- [Collected data]:
^^^^^^^^

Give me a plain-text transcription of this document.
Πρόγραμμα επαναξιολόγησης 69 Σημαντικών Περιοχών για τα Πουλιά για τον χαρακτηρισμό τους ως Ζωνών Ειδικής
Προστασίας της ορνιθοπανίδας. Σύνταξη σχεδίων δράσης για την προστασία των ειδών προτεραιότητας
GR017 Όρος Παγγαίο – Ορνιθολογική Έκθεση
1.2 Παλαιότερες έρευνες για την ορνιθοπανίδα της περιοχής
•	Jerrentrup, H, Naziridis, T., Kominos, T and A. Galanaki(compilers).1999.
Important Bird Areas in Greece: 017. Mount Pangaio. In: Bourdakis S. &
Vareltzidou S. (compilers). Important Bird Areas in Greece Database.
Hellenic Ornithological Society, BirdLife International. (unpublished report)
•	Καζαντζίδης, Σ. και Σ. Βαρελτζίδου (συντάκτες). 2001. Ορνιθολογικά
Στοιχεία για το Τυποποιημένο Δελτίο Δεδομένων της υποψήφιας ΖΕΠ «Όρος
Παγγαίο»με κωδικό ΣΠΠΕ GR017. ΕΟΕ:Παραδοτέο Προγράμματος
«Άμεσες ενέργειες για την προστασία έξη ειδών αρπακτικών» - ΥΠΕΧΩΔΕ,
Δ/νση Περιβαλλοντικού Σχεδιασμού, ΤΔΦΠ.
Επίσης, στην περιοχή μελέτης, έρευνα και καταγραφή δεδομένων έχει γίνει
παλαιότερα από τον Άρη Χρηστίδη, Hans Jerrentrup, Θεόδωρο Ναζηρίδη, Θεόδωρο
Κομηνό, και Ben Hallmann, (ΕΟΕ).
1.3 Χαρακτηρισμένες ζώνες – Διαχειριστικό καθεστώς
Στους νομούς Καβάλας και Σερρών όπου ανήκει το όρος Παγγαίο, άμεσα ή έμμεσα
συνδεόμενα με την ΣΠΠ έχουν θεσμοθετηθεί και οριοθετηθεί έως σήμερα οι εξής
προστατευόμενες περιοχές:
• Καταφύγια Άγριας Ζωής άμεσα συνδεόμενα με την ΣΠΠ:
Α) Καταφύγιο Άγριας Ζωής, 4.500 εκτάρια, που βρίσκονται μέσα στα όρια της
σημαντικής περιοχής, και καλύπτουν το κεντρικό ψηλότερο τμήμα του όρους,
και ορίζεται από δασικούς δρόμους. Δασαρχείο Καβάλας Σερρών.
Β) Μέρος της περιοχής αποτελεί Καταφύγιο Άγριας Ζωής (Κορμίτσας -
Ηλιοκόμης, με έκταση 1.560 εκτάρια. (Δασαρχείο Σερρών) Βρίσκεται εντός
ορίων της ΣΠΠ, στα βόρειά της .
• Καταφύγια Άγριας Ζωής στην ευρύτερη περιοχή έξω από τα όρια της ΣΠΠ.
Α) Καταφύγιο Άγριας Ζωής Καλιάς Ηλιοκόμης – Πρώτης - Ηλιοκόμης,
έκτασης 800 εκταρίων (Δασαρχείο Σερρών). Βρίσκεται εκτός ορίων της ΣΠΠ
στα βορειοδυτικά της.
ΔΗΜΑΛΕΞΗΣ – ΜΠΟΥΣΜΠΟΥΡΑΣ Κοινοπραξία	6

^^^^^^^^

Gather all lines from the records above in which "περιοχής" appears.

1.2 Παλαιότερες έρευνες για την ορνιθοπανίδα της περιοχής
σημαντικής περιοχής, και καλύπτουν το κεντρικό ψηλότερο τμήμα του όρους,
Β) Μέρος της περιοχής αποτελεί Καταφύγιο Άγριας Ζωής (Κορμίτσας -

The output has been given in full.